Source document:
Antifa’s attitude is the same taken by the German Communist Party (KPD) before Hitler’s ascension to power. The German Reds had the slogan “After Hitler, Us,” and used their energy and propaganda not against the Nazis, but against the mainstream socialists, organized in the Social-Democratic Party (SPD).

….

Despite this history, today’s antifa—which takes the name from the KPD’s street fighting group established in 1932, Antifaschitische Aktion—acts the same way toward centrists and liberals who reject their commitment to violence. Its members have also frequently assaulted photographers and members of the press seeking to document their public violence.

It should be apparent, but evidently is not to antifa members and leaders, that the United States, despite Donald Trump being president, is not in a comparable situation to that of Weimar Germany on the eve of Hitler’s ascension to power, or to Nazi Germany after the passage of the Enabling Act, which in 1933 gave Hitler the power to pass laws without the participation of the Reichstag. After this, Hitler and the Nazi Party assumed total control and established a one-party state without any political liberties.

Dataset extract:

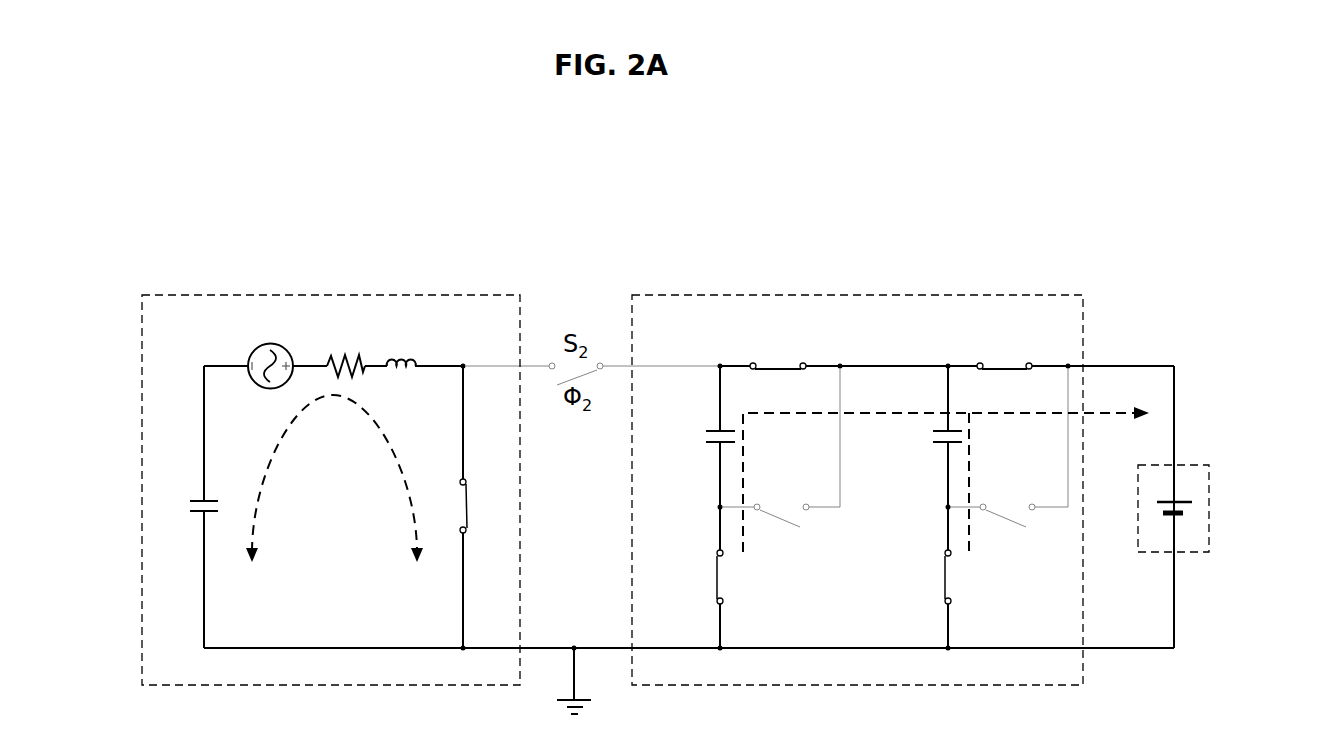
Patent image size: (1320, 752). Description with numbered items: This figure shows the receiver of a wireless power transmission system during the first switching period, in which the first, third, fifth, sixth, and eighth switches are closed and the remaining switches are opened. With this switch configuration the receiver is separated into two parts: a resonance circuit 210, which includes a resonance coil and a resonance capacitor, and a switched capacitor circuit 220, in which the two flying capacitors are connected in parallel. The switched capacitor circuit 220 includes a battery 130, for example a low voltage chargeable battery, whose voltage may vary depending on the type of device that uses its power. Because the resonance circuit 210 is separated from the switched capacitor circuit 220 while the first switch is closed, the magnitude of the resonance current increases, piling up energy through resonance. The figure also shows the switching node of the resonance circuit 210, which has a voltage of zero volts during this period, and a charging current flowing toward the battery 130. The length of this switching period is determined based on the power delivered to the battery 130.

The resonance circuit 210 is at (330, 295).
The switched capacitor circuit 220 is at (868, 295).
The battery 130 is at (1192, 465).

Work instructions:
a - In the passage comparing antifa with the German Communist Party, what slogan did the German Communist Party have?
b - Translate this sentence from the passage on antifa and Weimar Germany into Spanish: "After this, Hitler and the Nazi Party assumed total control and established a one-party state without any political liberties."
c - Continue the passage comparing antifa with the German Communist Party, picking up after its final sentence.

Task answers:
a - "After Hitler, Us."

b - Después de esto, Hitler y el Partido Nazi asumieron el control total y establecieron un Estado de partido único sin ninguna libertad política.

c -
Antifa members should read historians of Nazi Germany, like Laurie Marhoefer of the University of Washington, who writes that anti-fascist street fighters who greeted a Nazi rally with violence thought that they had won by disrupting a rally and fighting its speakers back in 1927. They sent a message that “Fascism was not welcome.” But instead, “events like the rally in Wedding [a Berlin district] helped the Nazis build a dictatorship.” The Reds got media attention, but it led to escalating street violence, all of which helped the Nazis, who painted themselves “as the victims of a pugnacious, lawless left.”

Leftist violence in the 1930s in Germany led many to support the Nazis in the hope they would put an end to the continuing street brawls and violence. Today, the antifa left may even help to get Donald Trump reelected in 2020.